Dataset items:
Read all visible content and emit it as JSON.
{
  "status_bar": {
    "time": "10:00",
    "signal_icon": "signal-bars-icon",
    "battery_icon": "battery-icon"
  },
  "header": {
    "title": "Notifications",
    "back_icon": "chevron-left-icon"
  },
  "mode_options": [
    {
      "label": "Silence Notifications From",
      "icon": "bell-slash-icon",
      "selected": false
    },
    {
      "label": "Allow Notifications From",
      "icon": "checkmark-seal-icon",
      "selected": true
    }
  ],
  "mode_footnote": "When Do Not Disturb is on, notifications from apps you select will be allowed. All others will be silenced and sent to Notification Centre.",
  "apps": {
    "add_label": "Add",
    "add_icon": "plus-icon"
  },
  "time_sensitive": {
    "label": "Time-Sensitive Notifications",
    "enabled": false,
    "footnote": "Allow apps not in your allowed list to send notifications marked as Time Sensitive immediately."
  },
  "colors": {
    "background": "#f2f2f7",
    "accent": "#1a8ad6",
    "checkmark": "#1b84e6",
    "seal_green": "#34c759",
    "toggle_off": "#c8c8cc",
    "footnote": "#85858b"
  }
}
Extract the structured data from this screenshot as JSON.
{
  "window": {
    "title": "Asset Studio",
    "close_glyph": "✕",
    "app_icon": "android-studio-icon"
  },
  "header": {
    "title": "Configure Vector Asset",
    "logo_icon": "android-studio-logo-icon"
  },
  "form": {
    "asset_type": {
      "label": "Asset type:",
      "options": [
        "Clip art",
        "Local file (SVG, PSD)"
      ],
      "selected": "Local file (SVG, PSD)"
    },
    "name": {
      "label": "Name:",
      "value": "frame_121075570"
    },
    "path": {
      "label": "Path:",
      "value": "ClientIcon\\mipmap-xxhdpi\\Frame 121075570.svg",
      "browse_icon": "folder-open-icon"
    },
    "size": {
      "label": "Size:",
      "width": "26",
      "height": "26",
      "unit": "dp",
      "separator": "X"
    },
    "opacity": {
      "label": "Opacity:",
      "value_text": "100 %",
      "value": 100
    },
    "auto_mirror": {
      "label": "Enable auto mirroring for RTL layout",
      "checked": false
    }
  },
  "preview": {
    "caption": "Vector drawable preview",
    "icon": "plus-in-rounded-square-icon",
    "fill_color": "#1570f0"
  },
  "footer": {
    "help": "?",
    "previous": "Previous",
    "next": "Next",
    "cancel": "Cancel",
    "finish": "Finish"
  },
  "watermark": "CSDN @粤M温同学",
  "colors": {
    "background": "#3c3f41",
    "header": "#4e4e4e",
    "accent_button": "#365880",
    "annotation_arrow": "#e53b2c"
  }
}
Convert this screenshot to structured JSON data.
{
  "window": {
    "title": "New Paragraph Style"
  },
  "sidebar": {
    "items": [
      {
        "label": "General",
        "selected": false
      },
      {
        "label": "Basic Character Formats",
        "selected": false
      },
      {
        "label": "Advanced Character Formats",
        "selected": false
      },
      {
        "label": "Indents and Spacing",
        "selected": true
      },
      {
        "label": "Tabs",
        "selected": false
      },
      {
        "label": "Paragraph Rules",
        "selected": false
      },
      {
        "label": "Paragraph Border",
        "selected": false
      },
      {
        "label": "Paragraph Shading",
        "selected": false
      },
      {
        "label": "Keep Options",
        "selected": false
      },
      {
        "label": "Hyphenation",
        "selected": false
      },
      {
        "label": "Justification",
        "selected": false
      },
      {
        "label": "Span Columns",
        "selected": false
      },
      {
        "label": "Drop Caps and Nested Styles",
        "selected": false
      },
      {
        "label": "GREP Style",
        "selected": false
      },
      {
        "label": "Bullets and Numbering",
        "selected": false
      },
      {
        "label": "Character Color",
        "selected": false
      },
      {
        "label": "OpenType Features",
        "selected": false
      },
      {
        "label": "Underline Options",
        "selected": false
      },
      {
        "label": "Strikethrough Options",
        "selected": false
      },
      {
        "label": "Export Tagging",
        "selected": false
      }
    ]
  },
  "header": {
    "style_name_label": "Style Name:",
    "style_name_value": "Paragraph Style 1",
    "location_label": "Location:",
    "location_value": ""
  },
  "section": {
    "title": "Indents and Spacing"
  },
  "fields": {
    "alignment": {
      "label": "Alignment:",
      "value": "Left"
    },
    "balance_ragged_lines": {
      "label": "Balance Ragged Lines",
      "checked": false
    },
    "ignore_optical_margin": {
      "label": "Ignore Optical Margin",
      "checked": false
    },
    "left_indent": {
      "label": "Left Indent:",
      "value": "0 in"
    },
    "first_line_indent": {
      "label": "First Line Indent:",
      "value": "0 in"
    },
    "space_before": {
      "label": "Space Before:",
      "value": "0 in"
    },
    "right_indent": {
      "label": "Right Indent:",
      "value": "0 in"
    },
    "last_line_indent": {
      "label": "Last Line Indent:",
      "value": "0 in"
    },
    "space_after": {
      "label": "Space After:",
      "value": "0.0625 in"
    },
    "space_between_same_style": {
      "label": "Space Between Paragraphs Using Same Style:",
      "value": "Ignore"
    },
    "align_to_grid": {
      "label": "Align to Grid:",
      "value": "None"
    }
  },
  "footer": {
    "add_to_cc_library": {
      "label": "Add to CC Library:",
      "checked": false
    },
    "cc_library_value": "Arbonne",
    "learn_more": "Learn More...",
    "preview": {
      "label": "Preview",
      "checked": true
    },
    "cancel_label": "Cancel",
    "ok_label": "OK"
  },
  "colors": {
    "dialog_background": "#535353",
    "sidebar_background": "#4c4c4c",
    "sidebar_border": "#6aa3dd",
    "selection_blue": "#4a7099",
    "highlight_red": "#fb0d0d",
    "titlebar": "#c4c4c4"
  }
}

Task directions: Please reproduce every line of the material word for word.

Solution for this task:
Read all visible content and emit it as JSON.
{
  "status_bar": {
    "time": "10:00",
    "signal_icon": "signal-bars-icon",
    "battery_icon": "battery-icon"
  },
  "header": {
    "title": "Notifications",
    "back_icon": "chevron-left-icon"
  },
  "mode_options": [
    {
      "label": "Silence Notifications From",
      "icon": "bell-slash-icon",
      "selected": false
    },
    {
      "label": "Allow Notifications From",
      "icon": "checkmark-seal-icon",
      "selected": true
    }
  ],
  "mode_footnote": "When Do Not Disturb is on, notifications from apps you select will be allowed. All others will be silenced and sent to Notification Centre.",
  "apps": {
    "add_label": "Add",
    "add_icon": "plus-icon"
  },
  "time_sensitive": {
    "label": "Time-Sensitive Notifications",
    "enabled": false,
    "footnote": "Allow apps not in your allowed list to send notifications marked as Time Sensitive immediately."
  },
  "colors": {
    "background": "#f2f2f7",
    "accent": "#1a8ad6",
    "checkmark": "#1b84e6",
    "seal_green": "#34c759",
    "toggle_off": "#c8c8cc",
    "footnote": "#85858b"
  }
}
Extract the structured data from this screenshot as JSON.
{
  "window": {
    "title": "Asset Studio",
    "close_glyph": "✕",
    "app_icon": "android-studio-icon"
  },
  "header": {
    "title": "Configure Vector Asset",
    "logo_icon": "android-studio-logo-icon"
  },
  "form": {
    "asset_type": {
      "label": "Asset type:",
      "options": [
        "Clip art",
        "Local file (SVG, PSD)"
      ],
      "selected": "Local file (SVG, PSD)"
    },
    "name": {
      "label": "Name:",
      "value": "frame_121075570"
    },
    "path": {
      "label": "Path:",
      "value": "ClientIcon\\mipmap-xxhdpi\\Frame 121075570.svg",
      "browse_icon": "folder-open-icon"
    },
    "size": {
      "label": "Size:",
      "width": "26",
      "height": "26",
      "unit": "dp",
      "separator": "X"
    },
    "opacity": {
      "label": "Opacity:",
      "value_text": "100 %",
      "value": 100
    },
    "auto_mirror": {
      "label": "Enable auto mirroring for RTL layout",
      "checked": false
    }
  },
  "preview": {
    "caption": "Vector drawable preview",
    "icon": "plus-in-rounded-square-icon",
    "fill_color": "#1570f0"
  },
  "footer": {
    "help": "?",
    "previous": "Previous",
    "next": "Next",
    "cancel": "Cancel",
    "finish": "Finish"
  },
  "watermark": "CSDN @粤M温同学",
  "colors": {
    "background": "#3c3f41",
    "header": "#4e4e4e",
    "accent_button": "#365880",
    "annotation_arrow": "#e53b2c"
  }
}
Convert this screenshot to structured JSON data.
{
  "window": {
    "title": "New Paragraph Style"
  },
  "sidebar": {
    "items": [
      {
        "label": "General",
        "selected": false
      },
      {
        "label": "Basic Character Formats",
        "selected": false
      },
      {
        "label": "Advanced Character Formats",
        "selected": false
      },
      {
        "label": "Indents and Spacing",
        "selected": true
      },
      {
        "label": "Tabs",
        "selected": false
      },
      {
        "label": "Paragraph Rules",
        "selected": false
      },
      {
        "label": "Paragraph Border",
        "selected": false
      },
      {
        "label": "Paragraph Shading",
        "selected": false
      },
      {
        "label": "Keep Options",
        "selected": false
      },
      {
        "label": "Hyphenation",
        "selected": false
      },
      {
        "label": "Justification",
        "selected": false
      },
      {
        "label": "Span Columns",
        "selected": false
      },
      {
        "label": "Drop Caps and Nested Styles",
        "selected": false
      },
      {
        "label": "GREP Style",
        "selected": false
      },
      {
        "label": "Bullets and Numbering",
        "selected": false
      },
      {
        "label": "Character Color",
        "selected": false
      },
      {
        "label": "OpenType Features",
        "selected": false
      },
      {
        "label": "Underline Options",
        "selected": false
      },
      {
        "label": "Strikethrough Options",
        "selected": false
      },
      {
        "label": "Export Tagging",
        "selected": false
      }
    ]
  },
  "header": {
    "style_name_label": "Style Name:",
    "style_name_value": "Paragraph Style 1",
    "location_label": "Location:",
    "location_value": ""
  },
  "section": {
    "title": "Indents and Spacing"
  },
  "fields": {
    "alignment": {
      "label": "Alignment:",
      "value": "Left"
    },
    "balance_ragged_lines": {
      "label": "Balance Ragged Lines",
      "checked": false
    },
    "ignore_optical_margin": {
      "label": "Ignore Optical Margin",
      "checked": false
    },
    "left_indent": {
      "label": "Left Indent:",
      "value": "0 in"
    },
    "first_line_indent": {
      "label": "First Line Indent:",
      "value": "0 in"
    },
    "space_before": {
      "label": "Space Before:",
      "value": "0 in"
    },
    "right_indent": {
      "label": "Right Indent:",
      "value": "0 in"
    },
    "last_line_indent": {
      "label": "Last Line Indent:",
      "value": "0 in"
    },
    "space_after": {
      "label": "Space After:",
      "value": "0.0625 in"
    },
    "space_between_same_style": {
      "label": "Space Between Paragraphs Using Same Style:",
      "value": "Ignore"
    },
    "align_to_grid": {
      "label": "Align to Grid:",
      "value": "None"
    }
  },
  "footer": {
    "add_to_cc_library": {
      "label": "Add to CC Library:",
      "checked": false
    },
    "cc_library_value": "Arbonne",
    "learn_more": "Learn More...",
    "preview": {
      "label": "Preview",
      "checked": true
    },
    "cancel_label": "Cancel",
    "ok_label": "OK"
  },
  "colors": {
    "dialog_background": "#535353",
    "sidebar_background": "#4c4c4c",
    "sidebar_border": "#6aa3dd",
    "selection_blue": "#4a7099",
    "highlight_red": "#fb0d0d",
    "titlebar": "#c4c4c4"
  }
}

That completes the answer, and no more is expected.